Problems and tasks>
1/ In the discussion of Reddit's API changes, render this sentence into Spanish: "Don't ever expect for-profit media to highlight how profit motivations affect the availability of different types of information."
2/ Write what follows the last line of the discussion of Reddit's API changes.

Text for analysis>

-------

It just has to sound good not actually make any sense.

They didn't really give good context to the situation. They really should be talking about how these changes are going to be affecting reddit's sources of information. That the fee's they want to charge are ridiculously high for any developer (essentially pricing out any but the rich). How all content is user generated, maintained and controlled and yet reddit feels they are the owners of it. If they want to make these changes then they need to be taking a serious look at the solutions the community are coming up with.

They really should be talking about how these changes are going to be affecting reddit's sources of information.

Don't ever expect for-profit media to highlight how profit motivations affect the availability of different types of information.

They really should be talking about how these changes are going to be affecting reddit's sources of information.

Yeah. Protest and discourse on reddit about these changes and their impact on the site and its communities has been unfortunately domineered and nearly hijacked by the mods leading the protests. That has meant the average user has a hard time understanding how their experience will be affected - and made it incredibly easy for Reddit Inc to spin the conflict as "between Admin and Moderation, with users being caught in the crossfire" - instead of being about the changes and consequences of cutting API access to all users' experience on the site.

Admin over there has weaponized the userbase' underlying distrust for mods against the protest as a whole, and a large number of mods have fed that perception by acting unilaterally with regards to protest actions.

He can't be citing real statistics. I don't know 3% of their reported 57 million users but I do know that every person I know that uses reddit uses third party apps.
I don't know, I think it could be true. 57 million daily users according to the article; older numbers claim 400 million monthly users.
Apollo claims 1.5 million users (monthly, I think) and is one of the biggest (if not the biggest?) third party apps.
No doubt most people use official app or browser. Which makes it even stranger that they decided to kill 3rd party apps.

That may be true, but it is still presenting a distorted picture. The power users who interact with Reddit most are almost certainly more likely to have at least tried other (i.e. 3rd party) apps - furthermore it doesn't seem to be being debated that the official app is missing key tools moderators find useful which would suggest moderators are are more likely to use 3rd party apps too.

Not all users are equal, some are more equal and others!

-------

Data excerpts>
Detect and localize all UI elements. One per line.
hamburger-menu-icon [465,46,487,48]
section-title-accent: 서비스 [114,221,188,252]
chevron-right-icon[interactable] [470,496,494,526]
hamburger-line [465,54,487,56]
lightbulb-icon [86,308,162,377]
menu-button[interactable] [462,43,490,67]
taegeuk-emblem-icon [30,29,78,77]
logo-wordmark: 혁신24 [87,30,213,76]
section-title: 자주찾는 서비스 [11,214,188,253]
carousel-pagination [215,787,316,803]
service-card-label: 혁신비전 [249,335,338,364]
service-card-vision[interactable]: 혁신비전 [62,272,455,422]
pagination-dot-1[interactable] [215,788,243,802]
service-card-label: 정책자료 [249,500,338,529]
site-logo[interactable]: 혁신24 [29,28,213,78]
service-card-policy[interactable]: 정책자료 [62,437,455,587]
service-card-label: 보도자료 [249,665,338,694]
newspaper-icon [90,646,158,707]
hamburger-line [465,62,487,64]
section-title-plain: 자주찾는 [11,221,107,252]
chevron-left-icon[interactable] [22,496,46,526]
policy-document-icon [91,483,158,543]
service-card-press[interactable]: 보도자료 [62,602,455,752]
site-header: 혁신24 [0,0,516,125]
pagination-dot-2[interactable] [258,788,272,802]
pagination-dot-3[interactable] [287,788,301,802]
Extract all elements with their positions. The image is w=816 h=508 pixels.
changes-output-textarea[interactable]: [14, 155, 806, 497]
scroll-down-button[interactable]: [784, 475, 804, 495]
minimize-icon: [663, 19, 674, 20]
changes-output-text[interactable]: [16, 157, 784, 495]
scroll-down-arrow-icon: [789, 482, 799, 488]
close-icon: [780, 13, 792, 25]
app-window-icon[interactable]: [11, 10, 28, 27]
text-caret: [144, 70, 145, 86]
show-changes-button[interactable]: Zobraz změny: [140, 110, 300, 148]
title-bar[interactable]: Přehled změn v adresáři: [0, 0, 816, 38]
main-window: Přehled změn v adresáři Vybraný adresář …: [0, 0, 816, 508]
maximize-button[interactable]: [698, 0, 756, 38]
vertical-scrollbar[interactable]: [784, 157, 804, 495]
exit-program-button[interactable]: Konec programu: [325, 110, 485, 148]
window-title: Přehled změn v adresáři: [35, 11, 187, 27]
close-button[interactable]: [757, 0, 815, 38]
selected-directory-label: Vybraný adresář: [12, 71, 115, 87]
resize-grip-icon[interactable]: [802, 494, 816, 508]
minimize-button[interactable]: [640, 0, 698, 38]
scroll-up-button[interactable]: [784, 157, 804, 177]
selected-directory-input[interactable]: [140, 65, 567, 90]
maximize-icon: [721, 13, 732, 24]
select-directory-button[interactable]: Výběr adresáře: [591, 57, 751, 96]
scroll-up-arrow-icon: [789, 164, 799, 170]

-------

Activity answers>
1/ Nunca esperes que los medios con fines de lucro destaquen cómo los intereses económicos afectan la disponibilidad de distintos tipos de información.

2/
I think we underestimate how many people just browse reddit on PC.
True, during the day I'm using old.reddit in FF on my PC. It's only the evening/week-end that I am on Sync. For now.
The bulk of heavy users are on third party apps, most likely.
Most of my friends who use it only every now and then couldnt give two fucks about third party apps and probably didnt know they existed. Most of them have joined in the last two years, so it was when the site became a lot less hard care
I came here because of the article
Welcome! It’s great here!
Relatively recent arrival to Reddit, but this was the nudge I needed to really start diving into the Fediverse (via Lemmy). It's been a ton of fun.

Everyone's talking about enshitification, but they're also just extremely late to the game. The rest of big tech monetized a long time ago, pissed off their users, but managed to keep a solid amount of their users and the rest went... to Reddit. I guess I understand a corporation's need to monetize, but when you built a platform that was meant to be different than the rest you're definitely going to experience some pain when you decide to be like them.

Reddit will most definitely survive this and maybe even be profitable in a few years, but they'll have completely given up what they originally stood for to do. Personally, I'm just happy this whole thing gave me a push out the door and a place to migrate to, Reddit was already turning into a place I didn't want to be long before this.

"And I think, on Reddit, the analogy is closer to the landed gentry: The people who get there first get to stay there and pass it down to their descendants, and that is not democratic.”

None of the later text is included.